▸ MATERIAL:

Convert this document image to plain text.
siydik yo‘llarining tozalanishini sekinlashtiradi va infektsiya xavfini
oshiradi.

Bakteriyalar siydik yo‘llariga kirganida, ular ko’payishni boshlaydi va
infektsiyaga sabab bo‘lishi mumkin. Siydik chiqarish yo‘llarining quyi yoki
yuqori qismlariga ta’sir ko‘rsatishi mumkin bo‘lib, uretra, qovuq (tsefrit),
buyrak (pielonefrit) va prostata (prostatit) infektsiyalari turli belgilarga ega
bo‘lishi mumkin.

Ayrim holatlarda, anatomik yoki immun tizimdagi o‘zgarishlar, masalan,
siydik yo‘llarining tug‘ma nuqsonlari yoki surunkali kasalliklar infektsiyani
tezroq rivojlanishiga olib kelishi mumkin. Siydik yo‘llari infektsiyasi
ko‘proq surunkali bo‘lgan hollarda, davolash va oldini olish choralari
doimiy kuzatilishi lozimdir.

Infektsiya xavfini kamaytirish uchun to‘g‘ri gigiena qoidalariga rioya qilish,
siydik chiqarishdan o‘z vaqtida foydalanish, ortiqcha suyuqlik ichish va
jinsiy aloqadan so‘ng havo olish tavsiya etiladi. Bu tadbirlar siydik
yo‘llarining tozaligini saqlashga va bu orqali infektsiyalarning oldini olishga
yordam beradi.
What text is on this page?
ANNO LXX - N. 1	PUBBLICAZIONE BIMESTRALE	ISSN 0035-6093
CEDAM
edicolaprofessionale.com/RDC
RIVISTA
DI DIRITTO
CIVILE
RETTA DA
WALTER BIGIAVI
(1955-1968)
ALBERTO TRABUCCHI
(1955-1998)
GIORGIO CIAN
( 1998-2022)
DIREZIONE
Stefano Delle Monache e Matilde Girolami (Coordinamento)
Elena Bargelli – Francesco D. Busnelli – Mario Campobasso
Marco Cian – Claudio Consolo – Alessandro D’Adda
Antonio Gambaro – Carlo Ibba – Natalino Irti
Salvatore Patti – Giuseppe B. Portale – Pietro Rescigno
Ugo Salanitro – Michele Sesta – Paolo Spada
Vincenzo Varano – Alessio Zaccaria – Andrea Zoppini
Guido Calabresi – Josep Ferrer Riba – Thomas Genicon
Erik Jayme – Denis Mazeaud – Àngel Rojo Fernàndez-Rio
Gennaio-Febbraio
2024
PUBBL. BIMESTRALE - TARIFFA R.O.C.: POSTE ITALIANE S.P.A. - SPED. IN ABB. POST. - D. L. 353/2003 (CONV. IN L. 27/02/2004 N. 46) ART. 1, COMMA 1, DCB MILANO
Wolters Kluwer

▸ THE PROBLEM: Write out all the data again, exactly as it appears.

▸ IN RESPONSE:
Convert this document image to plain text.
siydik yo‘llarining tozalanishini sekinlashtiradi va infektsiya xavfini
oshiradi.

Bakteriyalar siydik yo‘llariga kirganida, ular ko’payishni boshlaydi va
infektsiyaga sabab bo‘lishi mumkin. Siydik chiqarish yo‘llarining quyi yoki
yuqori qismlariga ta’sir ko‘rsatishi mumkin bo‘lib, uretra, qovuq (tsefrit),
buyrak (pielonefrit) va prostata (prostatit) infektsiyalari turli belgilarga ega
bo‘lishi mumkin.

Ayrim holatlarda, anatomik yoki immun tizimdagi o‘zgarishlar, masalan,
siydik yo‘llarining tug‘ma nuqsonlari yoki surunkali kasalliklar infektsiyani
tezroq rivojlanishiga olib kelishi mumkin. Siydik yo‘llari infektsiyasi
ko‘proq surunkali bo‘lgan hollarda, davolash va oldini olish choralari
doimiy kuzatilishi lozimdir.

Infektsiya xavfini kamaytirish uchun to‘g‘ri gigiena qoidalariga rioya qilish,
siydik chiqarishdan o‘z vaqtida foydalanish, ortiqcha suyuqlik ichish va
jinsiy aloqadan so‘ng havo olish tavsiya etiladi. Bu tadbirlar siydik
yo‘llarining tozaligini saqlashga va bu orqali infektsiyalarning oldini olishga
yordam beradi.
What text is on this page?
ANNO LXX - N. 1	PUBBLICAZIONE BIMESTRALE	ISSN 0035-6093
CEDAM
edicolaprofessionale.com/RDC
RIVISTA
DI DIRITTO
CIVILE
RETTA DA
WALTER BIGIAVI
(1955-1968)
ALBERTO TRABUCCHI
(1955-1998)
GIORGIO CIAN
( 1998-2022)
DIREZIONE
Stefano Delle Monache e Matilde Girolami (Coordinamento)
Elena Bargelli – Francesco D. Busnelli – Mario Campobasso
Marco Cian – Claudio Consolo – Alessandro D’Adda
Antonio Gambaro – Carlo Ibba – Natalino Irti
Salvatore Patti – Giuseppe B. Portale – Pietro Rescigno
Ugo Salanitro – Michele Sesta – Paolo Spada
Vincenzo Varano – Alessio Zaccaria – Andrea Zoppini
Guido Calabresi – Josep Ferrer Riba – Thomas Genicon
Erik Jayme – Denis Mazeaud – Àngel Rojo Fernàndez-Rio
Gennaio-Febbraio
2024
PUBBL. BIMESTRALE - TARIFFA R.O.C.: POSTE ITALIANE S.P.A. - SPED. IN ABB. POST. - D. L. 353/2003 (CONV. IN L. 27/02/2004 N. 46) ART. 1, COMMA 1, DCB MILANO
Wolters Kluwer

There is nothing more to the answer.